EXERCISE TASK
Using the records below, locate all lines containing "title" and return them.

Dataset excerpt

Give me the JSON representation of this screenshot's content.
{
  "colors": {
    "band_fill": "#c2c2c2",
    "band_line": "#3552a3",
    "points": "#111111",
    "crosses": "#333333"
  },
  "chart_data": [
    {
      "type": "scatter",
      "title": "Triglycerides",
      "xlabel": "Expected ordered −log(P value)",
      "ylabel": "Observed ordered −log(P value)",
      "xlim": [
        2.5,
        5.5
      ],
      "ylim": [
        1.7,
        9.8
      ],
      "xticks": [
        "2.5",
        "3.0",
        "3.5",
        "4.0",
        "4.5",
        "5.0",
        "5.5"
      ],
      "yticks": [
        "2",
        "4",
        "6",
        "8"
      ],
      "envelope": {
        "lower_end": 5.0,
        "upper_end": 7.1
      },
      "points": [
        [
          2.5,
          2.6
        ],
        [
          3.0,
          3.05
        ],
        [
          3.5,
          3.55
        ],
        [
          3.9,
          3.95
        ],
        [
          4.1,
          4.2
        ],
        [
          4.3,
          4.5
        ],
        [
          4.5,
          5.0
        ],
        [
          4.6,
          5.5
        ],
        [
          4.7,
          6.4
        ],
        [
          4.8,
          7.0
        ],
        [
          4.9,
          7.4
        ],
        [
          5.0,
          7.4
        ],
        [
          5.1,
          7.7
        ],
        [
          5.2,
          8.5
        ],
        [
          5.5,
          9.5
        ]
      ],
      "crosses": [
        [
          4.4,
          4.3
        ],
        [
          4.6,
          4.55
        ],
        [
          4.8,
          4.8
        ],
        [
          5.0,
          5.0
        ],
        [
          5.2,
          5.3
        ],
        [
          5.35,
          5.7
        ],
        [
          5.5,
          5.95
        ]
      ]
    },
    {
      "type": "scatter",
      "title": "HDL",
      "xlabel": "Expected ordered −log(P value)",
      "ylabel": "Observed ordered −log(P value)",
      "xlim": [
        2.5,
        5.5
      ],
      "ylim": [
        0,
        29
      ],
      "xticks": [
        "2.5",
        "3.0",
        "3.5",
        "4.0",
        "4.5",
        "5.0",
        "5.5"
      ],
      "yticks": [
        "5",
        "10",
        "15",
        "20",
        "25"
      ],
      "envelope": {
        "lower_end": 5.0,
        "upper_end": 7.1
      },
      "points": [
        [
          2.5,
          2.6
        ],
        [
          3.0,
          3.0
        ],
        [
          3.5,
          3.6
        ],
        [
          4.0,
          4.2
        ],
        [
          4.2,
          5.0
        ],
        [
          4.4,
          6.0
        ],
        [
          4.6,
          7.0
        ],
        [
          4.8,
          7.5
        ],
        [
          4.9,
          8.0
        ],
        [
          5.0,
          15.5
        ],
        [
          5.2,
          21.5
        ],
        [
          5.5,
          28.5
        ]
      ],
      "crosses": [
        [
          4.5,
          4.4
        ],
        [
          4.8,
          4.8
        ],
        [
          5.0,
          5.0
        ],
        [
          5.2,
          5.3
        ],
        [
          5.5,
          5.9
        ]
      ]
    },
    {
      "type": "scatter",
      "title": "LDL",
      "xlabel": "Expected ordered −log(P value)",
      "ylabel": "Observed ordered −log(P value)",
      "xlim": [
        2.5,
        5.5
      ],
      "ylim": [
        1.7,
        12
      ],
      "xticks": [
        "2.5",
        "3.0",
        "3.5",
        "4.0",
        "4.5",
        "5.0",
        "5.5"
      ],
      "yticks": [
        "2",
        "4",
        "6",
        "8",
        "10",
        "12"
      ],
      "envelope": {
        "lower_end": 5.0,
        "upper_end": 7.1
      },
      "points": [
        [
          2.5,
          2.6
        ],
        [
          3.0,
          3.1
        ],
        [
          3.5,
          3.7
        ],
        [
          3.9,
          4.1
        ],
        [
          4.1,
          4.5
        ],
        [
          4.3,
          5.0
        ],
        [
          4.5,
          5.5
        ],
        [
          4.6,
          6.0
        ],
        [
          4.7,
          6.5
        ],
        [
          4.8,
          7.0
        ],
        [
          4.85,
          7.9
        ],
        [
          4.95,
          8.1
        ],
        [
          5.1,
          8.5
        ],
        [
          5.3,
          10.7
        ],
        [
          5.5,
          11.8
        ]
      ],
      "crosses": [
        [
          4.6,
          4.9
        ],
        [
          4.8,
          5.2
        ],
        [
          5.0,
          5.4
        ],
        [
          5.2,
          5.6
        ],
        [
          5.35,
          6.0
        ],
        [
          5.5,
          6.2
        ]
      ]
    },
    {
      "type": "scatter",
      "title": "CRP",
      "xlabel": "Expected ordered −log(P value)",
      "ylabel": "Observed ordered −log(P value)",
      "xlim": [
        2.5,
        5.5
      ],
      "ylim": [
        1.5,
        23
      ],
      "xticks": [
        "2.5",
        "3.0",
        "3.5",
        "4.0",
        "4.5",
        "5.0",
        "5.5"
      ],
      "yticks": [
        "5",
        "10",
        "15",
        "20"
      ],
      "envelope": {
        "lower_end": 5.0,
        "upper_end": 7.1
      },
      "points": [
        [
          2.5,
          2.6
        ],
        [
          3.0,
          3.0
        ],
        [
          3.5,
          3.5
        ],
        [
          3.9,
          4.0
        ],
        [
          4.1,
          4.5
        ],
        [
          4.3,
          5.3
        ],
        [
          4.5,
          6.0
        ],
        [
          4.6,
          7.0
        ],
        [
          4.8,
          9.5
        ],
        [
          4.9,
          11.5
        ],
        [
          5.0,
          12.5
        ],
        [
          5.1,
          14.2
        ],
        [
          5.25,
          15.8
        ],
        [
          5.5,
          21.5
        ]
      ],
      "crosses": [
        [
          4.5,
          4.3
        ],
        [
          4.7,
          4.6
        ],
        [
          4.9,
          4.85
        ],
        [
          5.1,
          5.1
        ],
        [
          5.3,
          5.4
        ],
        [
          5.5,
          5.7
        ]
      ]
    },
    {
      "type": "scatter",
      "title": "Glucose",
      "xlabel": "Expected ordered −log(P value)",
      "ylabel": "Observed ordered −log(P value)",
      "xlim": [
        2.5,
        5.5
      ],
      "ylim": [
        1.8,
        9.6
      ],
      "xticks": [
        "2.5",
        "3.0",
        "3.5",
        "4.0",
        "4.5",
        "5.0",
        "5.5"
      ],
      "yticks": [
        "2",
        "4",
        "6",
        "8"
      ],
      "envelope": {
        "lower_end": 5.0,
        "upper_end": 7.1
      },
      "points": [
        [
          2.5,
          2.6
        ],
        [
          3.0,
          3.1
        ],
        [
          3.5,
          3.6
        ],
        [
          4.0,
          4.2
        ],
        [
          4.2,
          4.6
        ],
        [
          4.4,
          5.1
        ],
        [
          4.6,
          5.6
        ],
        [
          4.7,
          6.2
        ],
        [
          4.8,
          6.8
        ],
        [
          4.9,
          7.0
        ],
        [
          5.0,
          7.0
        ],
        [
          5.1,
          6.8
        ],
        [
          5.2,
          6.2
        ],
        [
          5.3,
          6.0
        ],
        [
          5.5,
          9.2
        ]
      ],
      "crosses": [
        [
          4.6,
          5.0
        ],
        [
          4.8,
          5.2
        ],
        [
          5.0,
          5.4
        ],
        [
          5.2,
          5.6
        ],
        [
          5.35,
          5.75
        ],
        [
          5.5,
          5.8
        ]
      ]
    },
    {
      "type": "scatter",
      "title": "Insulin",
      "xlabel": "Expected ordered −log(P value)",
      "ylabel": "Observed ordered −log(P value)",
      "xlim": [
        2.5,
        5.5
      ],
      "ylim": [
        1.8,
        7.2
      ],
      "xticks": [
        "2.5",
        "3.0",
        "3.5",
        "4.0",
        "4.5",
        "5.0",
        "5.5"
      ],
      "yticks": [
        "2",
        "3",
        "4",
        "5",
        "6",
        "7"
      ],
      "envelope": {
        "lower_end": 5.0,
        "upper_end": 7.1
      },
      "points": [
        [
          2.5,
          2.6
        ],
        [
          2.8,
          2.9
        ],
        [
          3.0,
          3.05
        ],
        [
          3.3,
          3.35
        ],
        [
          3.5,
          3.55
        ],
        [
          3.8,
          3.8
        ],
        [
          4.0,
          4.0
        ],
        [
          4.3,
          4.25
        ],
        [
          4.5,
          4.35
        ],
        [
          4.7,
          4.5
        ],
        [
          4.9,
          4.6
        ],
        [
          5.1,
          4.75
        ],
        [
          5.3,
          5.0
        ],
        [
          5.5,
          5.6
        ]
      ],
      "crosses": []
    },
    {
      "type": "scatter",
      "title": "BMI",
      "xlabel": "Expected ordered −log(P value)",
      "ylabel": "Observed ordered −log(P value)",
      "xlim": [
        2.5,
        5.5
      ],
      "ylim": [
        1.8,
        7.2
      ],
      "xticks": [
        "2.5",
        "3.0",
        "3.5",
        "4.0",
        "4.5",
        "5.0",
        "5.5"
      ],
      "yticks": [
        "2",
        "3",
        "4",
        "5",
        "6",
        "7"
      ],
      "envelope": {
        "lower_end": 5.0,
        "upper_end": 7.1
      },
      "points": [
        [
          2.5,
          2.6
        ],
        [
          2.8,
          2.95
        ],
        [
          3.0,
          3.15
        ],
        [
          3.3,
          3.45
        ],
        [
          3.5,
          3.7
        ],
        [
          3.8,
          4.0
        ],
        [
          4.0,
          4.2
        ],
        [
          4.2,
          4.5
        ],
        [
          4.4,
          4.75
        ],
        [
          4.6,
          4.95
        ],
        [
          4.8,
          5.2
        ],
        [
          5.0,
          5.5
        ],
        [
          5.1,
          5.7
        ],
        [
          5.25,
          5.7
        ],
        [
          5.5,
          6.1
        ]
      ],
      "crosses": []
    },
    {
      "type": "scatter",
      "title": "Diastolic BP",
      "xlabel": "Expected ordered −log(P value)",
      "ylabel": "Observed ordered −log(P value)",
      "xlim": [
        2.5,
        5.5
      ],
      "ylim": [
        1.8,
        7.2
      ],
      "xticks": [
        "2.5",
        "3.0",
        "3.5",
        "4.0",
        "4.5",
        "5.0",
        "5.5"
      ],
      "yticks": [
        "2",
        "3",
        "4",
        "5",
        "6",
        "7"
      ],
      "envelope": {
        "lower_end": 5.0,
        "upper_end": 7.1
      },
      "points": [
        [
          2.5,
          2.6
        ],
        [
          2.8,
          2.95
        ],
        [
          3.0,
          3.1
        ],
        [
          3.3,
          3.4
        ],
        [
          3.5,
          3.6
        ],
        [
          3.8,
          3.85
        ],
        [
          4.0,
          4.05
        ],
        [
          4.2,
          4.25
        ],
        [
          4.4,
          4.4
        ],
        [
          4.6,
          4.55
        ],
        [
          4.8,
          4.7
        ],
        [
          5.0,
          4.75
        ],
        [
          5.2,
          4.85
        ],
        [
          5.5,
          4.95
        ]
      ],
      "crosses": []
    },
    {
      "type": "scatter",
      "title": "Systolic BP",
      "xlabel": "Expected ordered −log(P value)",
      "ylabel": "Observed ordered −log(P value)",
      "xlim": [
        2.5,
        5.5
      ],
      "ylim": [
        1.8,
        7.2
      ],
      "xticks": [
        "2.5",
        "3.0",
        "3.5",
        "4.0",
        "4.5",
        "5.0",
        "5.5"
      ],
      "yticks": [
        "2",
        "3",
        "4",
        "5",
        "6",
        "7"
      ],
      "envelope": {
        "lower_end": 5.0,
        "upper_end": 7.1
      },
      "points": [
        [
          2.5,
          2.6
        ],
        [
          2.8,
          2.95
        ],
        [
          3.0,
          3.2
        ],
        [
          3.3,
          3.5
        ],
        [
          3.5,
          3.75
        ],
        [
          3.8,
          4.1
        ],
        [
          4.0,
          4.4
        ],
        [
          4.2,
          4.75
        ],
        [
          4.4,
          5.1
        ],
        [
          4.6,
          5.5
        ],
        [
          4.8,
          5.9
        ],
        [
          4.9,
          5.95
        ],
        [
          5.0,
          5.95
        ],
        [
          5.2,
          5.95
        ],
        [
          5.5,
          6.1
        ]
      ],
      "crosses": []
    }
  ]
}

RESULT FOR THIS EXERCISE
      "title": "Triglycerides",
      "title": "HDL",
      "title": "LDL",
      "title": "CRP",
      "title": "Glucose",
      "title": "Insulin",
      "title": "BMI",
      "title": "Diastolic BP",
      "title": "Systolic BP",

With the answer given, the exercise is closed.